*** Opening of Record excerpts ***

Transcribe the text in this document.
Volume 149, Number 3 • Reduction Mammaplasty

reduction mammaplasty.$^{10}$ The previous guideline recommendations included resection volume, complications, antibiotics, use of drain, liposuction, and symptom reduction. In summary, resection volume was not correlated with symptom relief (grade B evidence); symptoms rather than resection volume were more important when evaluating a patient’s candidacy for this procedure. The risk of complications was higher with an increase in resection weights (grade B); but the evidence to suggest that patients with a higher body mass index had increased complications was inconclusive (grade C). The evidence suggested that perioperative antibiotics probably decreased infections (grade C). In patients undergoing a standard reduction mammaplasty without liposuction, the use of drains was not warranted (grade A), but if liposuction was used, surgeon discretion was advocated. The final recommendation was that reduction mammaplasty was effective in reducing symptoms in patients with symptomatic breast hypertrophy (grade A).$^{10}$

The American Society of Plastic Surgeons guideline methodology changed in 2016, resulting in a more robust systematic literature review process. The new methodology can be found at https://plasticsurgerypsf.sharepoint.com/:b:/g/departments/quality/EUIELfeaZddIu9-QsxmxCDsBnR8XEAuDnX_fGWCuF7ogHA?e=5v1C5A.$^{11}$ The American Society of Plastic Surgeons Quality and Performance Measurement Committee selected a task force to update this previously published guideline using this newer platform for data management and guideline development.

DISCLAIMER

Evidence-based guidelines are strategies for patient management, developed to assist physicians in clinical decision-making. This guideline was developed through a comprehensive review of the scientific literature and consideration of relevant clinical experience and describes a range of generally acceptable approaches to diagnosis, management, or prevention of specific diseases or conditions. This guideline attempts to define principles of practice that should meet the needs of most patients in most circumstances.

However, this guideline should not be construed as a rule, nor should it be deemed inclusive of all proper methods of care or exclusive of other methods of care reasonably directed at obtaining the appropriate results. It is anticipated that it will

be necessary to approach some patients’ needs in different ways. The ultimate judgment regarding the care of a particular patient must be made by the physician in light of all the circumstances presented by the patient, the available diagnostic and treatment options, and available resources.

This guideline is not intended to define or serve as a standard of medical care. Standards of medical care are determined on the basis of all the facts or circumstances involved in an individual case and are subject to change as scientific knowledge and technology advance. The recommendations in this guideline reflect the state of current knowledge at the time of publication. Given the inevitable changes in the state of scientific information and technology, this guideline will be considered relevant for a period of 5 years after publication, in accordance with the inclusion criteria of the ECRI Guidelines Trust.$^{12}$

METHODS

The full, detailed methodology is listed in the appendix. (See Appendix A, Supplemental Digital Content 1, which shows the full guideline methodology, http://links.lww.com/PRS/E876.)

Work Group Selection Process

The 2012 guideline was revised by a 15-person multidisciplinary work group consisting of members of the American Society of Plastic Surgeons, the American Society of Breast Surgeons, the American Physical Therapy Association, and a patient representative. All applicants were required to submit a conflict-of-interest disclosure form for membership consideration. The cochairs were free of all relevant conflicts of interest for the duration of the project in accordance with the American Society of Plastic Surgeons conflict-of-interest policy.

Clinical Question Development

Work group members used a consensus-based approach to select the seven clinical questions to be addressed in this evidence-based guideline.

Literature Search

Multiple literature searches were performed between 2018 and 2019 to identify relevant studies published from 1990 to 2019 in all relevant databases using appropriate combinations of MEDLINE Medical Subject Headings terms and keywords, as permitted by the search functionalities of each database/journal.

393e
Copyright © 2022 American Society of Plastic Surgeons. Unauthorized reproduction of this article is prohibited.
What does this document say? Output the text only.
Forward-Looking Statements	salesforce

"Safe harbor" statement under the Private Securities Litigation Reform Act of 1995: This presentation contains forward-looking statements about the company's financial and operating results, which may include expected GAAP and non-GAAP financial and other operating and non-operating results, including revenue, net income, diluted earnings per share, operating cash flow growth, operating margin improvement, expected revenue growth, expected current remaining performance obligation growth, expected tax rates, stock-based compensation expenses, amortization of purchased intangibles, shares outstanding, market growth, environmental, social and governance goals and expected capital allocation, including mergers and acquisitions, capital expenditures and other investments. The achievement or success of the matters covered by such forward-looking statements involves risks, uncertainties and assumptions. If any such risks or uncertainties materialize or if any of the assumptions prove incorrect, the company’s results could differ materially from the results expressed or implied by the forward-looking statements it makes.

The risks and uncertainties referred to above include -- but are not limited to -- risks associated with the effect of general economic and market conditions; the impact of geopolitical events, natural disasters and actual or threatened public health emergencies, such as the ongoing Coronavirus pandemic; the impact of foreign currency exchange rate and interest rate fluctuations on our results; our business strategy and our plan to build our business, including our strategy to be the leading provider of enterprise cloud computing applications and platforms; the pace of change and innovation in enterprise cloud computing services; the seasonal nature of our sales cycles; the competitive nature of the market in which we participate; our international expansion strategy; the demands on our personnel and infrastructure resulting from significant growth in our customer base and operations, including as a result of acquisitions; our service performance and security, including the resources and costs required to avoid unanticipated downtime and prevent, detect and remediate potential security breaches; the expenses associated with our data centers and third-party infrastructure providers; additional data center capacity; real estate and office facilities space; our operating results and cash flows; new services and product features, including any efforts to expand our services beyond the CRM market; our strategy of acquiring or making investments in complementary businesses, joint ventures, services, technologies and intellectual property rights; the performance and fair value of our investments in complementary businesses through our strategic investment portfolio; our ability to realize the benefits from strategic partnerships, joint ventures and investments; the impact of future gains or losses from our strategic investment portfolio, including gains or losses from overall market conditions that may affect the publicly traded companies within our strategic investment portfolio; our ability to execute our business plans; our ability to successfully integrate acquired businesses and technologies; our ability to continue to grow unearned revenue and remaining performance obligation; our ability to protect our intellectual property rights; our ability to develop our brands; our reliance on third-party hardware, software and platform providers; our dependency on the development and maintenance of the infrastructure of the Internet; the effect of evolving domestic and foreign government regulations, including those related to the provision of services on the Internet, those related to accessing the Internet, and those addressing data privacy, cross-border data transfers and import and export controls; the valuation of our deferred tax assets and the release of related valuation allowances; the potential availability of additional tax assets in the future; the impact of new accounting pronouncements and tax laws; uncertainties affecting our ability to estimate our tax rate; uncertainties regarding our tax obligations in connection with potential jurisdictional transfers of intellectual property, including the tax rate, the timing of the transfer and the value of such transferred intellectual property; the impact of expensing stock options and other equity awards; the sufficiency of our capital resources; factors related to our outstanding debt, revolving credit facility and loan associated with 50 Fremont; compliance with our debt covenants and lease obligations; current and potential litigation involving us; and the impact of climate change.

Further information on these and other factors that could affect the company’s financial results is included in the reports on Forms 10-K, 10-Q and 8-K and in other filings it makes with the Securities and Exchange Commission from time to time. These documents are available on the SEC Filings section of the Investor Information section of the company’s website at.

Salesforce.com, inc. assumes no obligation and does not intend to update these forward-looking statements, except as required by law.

*** Close of Record excerpts ***

What to work on: Taking the listing above, write all of it out exactly.

Solution:
Transcribe the text in this document.
Volume 149, Number 3 • Reduction Mammaplasty

reduction mammaplasty.$^{10}$ The previous guideline recommendations included resection volume, complications, antibiotics, use of drain, liposuction, and symptom reduction. In summary, resection volume was not correlated with symptom relief (grade B evidence); symptoms rather than resection volume were more important when evaluating a patient’s candidacy for this procedure. The risk of complications was higher with an increase in resection weights (grade B); but the evidence to suggest that patients with a higher body mass index had increased complications was inconclusive (grade C). The evidence suggested that perioperative antibiotics probably decreased infections (grade C). In patients undergoing a standard reduction mammaplasty without liposuction, the use of drains was not warranted (grade A), but if liposuction was used, surgeon discretion was advocated. The final recommendation was that reduction mammaplasty was effective in reducing symptoms in patients with symptomatic breast hypertrophy (grade A).$^{10}$

The American Society of Plastic Surgeons guideline methodology changed in 2016, resulting in a more robust systematic literature review process. The new methodology can be found at https://plasticsurgerypsf.sharepoint.com/:b:/g/departments/quality/EUIELfeaZddIu9-QsxmxCDsBnR8XEAuDnX_fGWCuF7ogHA?e=5v1C5A.$^{11}$ The American Society of Plastic Surgeons Quality and Performance Measurement Committee selected a task force to update this previously published guideline using this newer platform for data management and guideline development.

DISCLAIMER

Evidence-based guidelines are strategies for patient management, developed to assist physicians in clinical decision-making. This guideline was developed through a comprehensive review of the scientific literature and consideration of relevant clinical experience and describes a range of generally acceptable approaches to diagnosis, management, or prevention of specific diseases or conditions. This guideline attempts to define principles of practice that should meet the needs of most patients in most circumstances.

However, this guideline should not be construed as a rule, nor should it be deemed inclusive of all proper methods of care or exclusive of other methods of care reasonably directed at obtaining the appropriate results. It is anticipated that it will

be necessary to approach some patients’ needs in different ways. The ultimate judgment regarding the care of a particular patient must be made by the physician in light of all the circumstances presented by the patient, the available diagnostic and treatment options, and available resources.

This guideline is not intended to define or serve as a standard of medical care. Standards of medical care are determined on the basis of all the facts or circumstances involved in an individual case and are subject to change as scientific knowledge and technology advance. The recommendations in this guideline reflect the state of current knowledge at the time of publication. Given the inevitable changes in the state of scientific information and technology, this guideline will be considered relevant for a period of 5 years after publication, in accordance with the inclusion criteria of the ECRI Guidelines Trust.$^{12}$

METHODS

The full, detailed methodology is listed in the appendix. (See Appendix A, Supplemental Digital Content 1, which shows the full guideline methodology, http://links.lww.com/PRS/E876.)

Work Group Selection Process

The 2012 guideline was revised by a 15-person multidisciplinary work group consisting of members of the American Society of Plastic Surgeons, the American Society of Breast Surgeons, the American Physical Therapy Association, and a patient representative. All applicants were required to submit a conflict-of-interest disclosure form for membership consideration. The cochairs were free of all relevant conflicts of interest for the duration of the project in accordance with the American Society of Plastic Surgeons conflict-of-interest policy.

Clinical Question Development

Work group members used a consensus-based approach to select the seven clinical questions to be addressed in this evidence-based guideline.

Literature Search

Multiple literature searches were performed between 2018 and 2019 to identify relevant studies published from 1990 to 2019 in all relevant databases using appropriate combinations of MEDLINE Medical Subject Headings terms and keywords, as permitted by the search functionalities of each database/journal.

393e
Copyright © 2022 American Society of Plastic Surgeons. Unauthorized reproduction of this article is prohibited.
What does this document say? Output the text only.
Forward-Looking Statements	salesforce

"Safe harbor" statement under the Private Securities Litigation Reform Act of 1995: This presentation contains forward-looking statements about the company's financial and operating results, which may include expected GAAP and non-GAAP financial and other operating and non-operating results, including revenue, net income, diluted earnings per share, operating cash flow growth, operating margin improvement, expected revenue growth, expected current remaining performance obligation growth, expected tax rates, stock-based compensation expenses, amortization of purchased intangibles, shares outstanding, market growth, environmental, social and governance goals and expected capital allocation, including mergers and acquisitions, capital expenditures and other investments. The achievement or success of the matters covered by such forward-looking statements involves risks, uncertainties and assumptions. If any such risks or uncertainties materialize or if any of the assumptions prove incorrect, the company’s results could differ materially from the results expressed or implied by the forward-looking statements it makes.

The risks and uncertainties referred to above include -- but are not limited to -- risks associated with the effect of general economic and market conditions; the impact of geopolitical events, natural disasters and actual or threatened public health emergencies, such as the ongoing Coronavirus pandemic; the impact of foreign currency exchange rate and interest rate fluctuations on our results; our business strategy and our plan to build our business, including our strategy to be the leading provider of enterprise cloud computing applications and platforms; the pace of change and innovation in enterprise cloud computing services; the seasonal nature of our sales cycles; the competitive nature of the market in which we participate; our international expansion strategy; the demands on our personnel and infrastructure resulting from significant growth in our customer base and operations, including as a result of acquisitions; our service performance and security, including the resources and costs required to avoid unanticipated downtime and prevent, detect and remediate potential security breaches; the expenses associated with our data centers and third-party infrastructure providers; additional data center capacity; real estate and office facilities space; our operating results and cash flows; new services and product features, including any efforts to expand our services beyond the CRM market; our strategy of acquiring or making investments in complementary businesses, joint ventures, services, technologies and intellectual property rights; the performance and fair value of our investments in complementary businesses through our strategic investment portfolio; our ability to realize the benefits from strategic partnerships, joint ventures and investments; the impact of future gains or losses from our strategic investment portfolio, including gains or losses from overall market conditions that may affect the publicly traded companies within our strategic investment portfolio; our ability to execute our business plans; our ability to successfully integrate acquired businesses and technologies; our ability to continue to grow unearned revenue and remaining performance obligation; our ability to protect our intellectual property rights; our ability to develop our brands; our reliance on third-party hardware, software and platform providers; our dependency on the development and maintenance of the infrastructure of the Internet; the effect of evolving domestic and foreign government regulations, including those related to the provision of services on the Internet, those related to accessing the Internet, and those addressing data privacy, cross-border data transfers and import and export controls; the valuation of our deferred tax assets and the release of related valuation allowances; the potential availability of additional tax assets in the future; the impact of new accounting pronouncements and tax laws; uncertainties affecting our ability to estimate our tax rate; uncertainties regarding our tax obligations in connection with potential jurisdictional transfers of intellectual property, including the tax rate, the timing of the transfer and the value of such transferred intellectual property; the impact of expensing stock options and other equity awards; the sufficiency of our capital resources; factors related to our outstanding debt, revolving credit facility and loan associated with 50 Fremont; compliance with our debt covenants and lease obligations; current and potential litigation involving us; and the impact of climate change.

Further information on these and other factors that could affect the company’s financial results is included in the reports on Forms 10-K, 10-Q and 8-K and in other filings it makes with the Securities and Exchange Commission from time to time. These documents are available on the SEC Filings section of the Investor Information section of the company’s website at.

Salesforce.com, inc. assumes no obligation and does not intend to update these forward-looking statements, except as required by law.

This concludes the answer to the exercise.